> Brief: Every line containing the word "technique" is to be copied from the data below.

> Input:
○ ○ ○ ○ ○

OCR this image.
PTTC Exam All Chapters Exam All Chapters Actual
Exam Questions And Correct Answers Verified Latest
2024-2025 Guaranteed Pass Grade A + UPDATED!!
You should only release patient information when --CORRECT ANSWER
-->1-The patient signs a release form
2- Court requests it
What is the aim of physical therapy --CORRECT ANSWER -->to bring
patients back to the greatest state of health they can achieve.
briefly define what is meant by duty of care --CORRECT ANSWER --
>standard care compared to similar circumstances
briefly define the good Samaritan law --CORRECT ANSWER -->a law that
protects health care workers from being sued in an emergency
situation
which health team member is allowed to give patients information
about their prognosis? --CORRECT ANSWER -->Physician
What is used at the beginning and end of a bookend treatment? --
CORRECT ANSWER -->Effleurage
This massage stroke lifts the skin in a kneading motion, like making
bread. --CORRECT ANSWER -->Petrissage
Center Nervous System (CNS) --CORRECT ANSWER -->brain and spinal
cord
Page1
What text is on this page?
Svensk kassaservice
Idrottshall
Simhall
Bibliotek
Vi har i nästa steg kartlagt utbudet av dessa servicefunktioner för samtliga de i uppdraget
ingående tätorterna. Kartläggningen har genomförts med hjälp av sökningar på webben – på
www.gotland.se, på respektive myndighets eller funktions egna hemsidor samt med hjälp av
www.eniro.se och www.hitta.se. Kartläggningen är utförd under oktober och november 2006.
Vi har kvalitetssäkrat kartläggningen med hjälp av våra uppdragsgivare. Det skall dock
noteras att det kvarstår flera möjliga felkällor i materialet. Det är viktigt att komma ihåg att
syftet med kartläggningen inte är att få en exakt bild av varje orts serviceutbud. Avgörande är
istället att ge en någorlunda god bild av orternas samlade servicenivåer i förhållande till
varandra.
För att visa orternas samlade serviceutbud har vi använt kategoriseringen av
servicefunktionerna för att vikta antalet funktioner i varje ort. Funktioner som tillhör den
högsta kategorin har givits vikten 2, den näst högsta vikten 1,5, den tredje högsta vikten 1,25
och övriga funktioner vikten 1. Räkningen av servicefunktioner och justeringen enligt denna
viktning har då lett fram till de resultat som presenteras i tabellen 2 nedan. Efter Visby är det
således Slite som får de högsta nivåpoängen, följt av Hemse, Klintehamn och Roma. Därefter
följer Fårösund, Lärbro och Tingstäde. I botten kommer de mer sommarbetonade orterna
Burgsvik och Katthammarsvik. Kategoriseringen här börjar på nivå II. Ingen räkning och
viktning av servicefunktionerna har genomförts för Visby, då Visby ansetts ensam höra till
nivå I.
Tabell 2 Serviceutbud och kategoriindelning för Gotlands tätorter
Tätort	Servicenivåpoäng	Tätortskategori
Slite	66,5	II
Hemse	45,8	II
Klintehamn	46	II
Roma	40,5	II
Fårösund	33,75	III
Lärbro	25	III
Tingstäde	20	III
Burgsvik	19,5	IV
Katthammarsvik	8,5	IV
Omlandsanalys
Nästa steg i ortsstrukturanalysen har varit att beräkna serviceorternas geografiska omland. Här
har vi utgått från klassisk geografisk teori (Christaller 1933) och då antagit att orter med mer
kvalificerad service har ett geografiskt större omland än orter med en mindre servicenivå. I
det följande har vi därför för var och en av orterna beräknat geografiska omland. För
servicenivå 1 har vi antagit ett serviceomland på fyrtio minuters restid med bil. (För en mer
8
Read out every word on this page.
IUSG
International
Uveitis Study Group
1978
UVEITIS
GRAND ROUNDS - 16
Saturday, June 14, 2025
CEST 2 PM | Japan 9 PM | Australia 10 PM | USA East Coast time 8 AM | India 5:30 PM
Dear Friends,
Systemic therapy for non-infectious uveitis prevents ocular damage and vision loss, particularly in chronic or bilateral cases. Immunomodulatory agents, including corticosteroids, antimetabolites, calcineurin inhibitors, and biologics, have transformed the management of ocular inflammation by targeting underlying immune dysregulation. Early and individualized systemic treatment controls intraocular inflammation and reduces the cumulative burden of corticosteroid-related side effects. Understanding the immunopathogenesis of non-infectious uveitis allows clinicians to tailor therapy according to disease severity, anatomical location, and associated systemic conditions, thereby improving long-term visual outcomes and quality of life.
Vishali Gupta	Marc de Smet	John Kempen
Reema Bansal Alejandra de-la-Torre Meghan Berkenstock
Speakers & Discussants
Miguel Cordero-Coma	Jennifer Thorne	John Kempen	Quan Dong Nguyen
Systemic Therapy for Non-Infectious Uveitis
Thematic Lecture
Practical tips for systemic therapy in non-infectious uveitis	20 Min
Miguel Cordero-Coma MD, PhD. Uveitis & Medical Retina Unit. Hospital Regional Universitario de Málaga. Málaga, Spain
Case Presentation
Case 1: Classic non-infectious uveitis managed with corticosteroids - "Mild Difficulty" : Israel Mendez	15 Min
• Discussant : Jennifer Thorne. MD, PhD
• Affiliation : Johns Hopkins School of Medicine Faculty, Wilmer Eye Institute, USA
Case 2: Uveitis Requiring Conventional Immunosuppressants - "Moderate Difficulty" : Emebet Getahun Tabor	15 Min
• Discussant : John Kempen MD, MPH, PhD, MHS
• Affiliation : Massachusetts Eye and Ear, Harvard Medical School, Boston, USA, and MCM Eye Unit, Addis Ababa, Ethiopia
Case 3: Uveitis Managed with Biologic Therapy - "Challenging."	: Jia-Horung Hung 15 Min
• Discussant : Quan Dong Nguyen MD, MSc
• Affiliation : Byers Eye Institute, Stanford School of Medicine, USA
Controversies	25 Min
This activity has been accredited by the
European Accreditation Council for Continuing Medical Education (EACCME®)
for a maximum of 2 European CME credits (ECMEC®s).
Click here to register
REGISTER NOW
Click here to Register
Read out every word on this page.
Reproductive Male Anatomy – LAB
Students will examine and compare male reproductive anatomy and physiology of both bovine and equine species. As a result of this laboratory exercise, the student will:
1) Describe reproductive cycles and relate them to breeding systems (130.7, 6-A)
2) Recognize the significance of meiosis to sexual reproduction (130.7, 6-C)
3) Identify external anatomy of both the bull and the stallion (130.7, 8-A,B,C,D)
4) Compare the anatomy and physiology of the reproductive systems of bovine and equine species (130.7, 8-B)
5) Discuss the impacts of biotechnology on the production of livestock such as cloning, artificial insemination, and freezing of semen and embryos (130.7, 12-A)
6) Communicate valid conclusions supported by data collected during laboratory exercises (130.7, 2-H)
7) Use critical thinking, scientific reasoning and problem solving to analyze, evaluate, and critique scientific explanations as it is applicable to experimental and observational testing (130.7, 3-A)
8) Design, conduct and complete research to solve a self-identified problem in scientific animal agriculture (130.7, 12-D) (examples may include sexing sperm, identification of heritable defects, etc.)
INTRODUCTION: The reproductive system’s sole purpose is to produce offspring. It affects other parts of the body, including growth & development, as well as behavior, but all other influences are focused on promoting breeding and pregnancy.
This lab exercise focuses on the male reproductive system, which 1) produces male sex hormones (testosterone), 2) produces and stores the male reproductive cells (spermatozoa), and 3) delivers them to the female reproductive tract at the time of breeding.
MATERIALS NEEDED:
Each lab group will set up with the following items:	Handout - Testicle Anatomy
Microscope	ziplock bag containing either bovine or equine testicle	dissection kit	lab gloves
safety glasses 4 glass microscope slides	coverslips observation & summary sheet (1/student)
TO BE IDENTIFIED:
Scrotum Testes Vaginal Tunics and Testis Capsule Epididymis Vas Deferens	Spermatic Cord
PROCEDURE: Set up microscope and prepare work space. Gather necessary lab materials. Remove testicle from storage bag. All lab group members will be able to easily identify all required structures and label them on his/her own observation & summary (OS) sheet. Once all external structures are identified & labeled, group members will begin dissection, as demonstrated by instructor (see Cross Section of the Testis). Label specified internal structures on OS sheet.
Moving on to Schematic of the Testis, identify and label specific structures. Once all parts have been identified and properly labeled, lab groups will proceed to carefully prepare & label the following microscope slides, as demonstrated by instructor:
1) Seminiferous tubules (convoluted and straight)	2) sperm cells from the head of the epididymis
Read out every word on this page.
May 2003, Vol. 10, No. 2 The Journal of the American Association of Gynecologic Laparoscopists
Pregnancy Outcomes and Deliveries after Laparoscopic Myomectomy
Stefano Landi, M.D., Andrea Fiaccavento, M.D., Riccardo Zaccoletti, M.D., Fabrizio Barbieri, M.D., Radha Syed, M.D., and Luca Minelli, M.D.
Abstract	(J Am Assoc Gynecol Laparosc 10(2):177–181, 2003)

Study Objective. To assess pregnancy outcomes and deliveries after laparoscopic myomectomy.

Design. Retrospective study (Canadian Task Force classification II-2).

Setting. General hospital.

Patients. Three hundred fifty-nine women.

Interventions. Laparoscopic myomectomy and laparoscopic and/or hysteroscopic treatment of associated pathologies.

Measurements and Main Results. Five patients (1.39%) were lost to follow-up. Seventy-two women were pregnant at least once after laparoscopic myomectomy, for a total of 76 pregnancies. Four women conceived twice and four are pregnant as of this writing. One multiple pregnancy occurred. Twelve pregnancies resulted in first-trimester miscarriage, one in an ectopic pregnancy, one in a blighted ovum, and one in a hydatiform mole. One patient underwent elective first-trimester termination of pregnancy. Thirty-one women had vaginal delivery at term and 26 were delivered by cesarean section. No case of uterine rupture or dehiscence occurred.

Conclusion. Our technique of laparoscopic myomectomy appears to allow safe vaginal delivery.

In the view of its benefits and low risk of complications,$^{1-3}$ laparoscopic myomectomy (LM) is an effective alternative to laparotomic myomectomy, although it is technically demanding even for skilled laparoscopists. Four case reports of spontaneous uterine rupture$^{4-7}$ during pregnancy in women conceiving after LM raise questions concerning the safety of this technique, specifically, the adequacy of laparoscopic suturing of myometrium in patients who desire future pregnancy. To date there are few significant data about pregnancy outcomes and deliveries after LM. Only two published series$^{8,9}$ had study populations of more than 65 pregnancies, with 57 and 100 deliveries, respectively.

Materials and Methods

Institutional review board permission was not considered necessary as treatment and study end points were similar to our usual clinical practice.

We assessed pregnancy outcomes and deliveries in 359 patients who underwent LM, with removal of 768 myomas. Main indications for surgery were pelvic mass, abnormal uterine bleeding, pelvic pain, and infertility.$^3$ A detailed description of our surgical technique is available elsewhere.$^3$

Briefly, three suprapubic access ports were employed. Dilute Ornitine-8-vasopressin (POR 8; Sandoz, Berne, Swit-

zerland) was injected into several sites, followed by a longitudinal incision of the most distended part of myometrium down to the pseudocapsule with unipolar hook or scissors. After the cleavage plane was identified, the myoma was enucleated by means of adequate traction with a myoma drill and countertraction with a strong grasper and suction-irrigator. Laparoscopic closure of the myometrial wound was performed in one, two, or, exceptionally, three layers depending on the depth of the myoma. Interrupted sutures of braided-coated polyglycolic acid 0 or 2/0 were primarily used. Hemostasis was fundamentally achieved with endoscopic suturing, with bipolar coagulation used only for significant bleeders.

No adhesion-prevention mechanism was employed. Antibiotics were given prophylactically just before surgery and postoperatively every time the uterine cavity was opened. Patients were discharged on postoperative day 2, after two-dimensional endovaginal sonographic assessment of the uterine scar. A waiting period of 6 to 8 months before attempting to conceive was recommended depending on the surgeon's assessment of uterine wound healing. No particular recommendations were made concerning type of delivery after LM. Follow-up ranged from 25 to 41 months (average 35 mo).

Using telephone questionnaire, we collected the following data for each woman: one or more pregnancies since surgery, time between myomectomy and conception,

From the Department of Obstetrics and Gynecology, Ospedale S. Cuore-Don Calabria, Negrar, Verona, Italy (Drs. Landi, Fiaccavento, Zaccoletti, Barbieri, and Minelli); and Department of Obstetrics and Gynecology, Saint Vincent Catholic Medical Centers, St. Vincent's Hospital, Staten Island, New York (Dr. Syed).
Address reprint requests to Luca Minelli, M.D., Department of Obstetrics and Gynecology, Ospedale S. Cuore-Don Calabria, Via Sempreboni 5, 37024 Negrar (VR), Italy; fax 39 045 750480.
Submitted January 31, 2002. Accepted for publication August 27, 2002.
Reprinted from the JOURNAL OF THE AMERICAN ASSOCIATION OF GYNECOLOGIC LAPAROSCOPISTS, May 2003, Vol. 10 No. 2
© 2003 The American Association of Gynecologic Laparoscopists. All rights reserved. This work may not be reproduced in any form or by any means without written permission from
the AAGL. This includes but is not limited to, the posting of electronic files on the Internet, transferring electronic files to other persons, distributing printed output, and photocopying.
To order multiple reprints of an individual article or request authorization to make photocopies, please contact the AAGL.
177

○ ○ ○ ○ ○

> Output for this task:
Conclusion. Our technique of laparoscopic myomectomy appears to allow safe vaginal delivery.
In the view of its benefits and low risk of complications,$^{1-3}$ laparoscopic myomectomy (LM) is an effective alternative to laparotomic myomectomy, although it is technically demanding even for skilled laparoscopists. Four case reports of spontaneous uterine rupture$^{4-7}$ during pregnancy in women conceiving after LM raise questions concerning the safety of this technique, specifically, the adequacy of laparoscopic suturing of myometrium in patients who desire future pregnancy. To date there are few significant data about pregnancy outcomes and deliveries after LM. Only two published series$^{8,9}$ had study populations of more than 65 pregnancies, with 57 and 100 deliveries, respectively.
We assessed pregnancy outcomes and deliveries in 359 patients who underwent LM, with removal of 768 myomas. Main indications for surgery were pelvic mass, abnormal uterine bleeding, pelvic pain, and infertility.$^3$ A detailed description of our surgical technique is available elsewhere.$^3$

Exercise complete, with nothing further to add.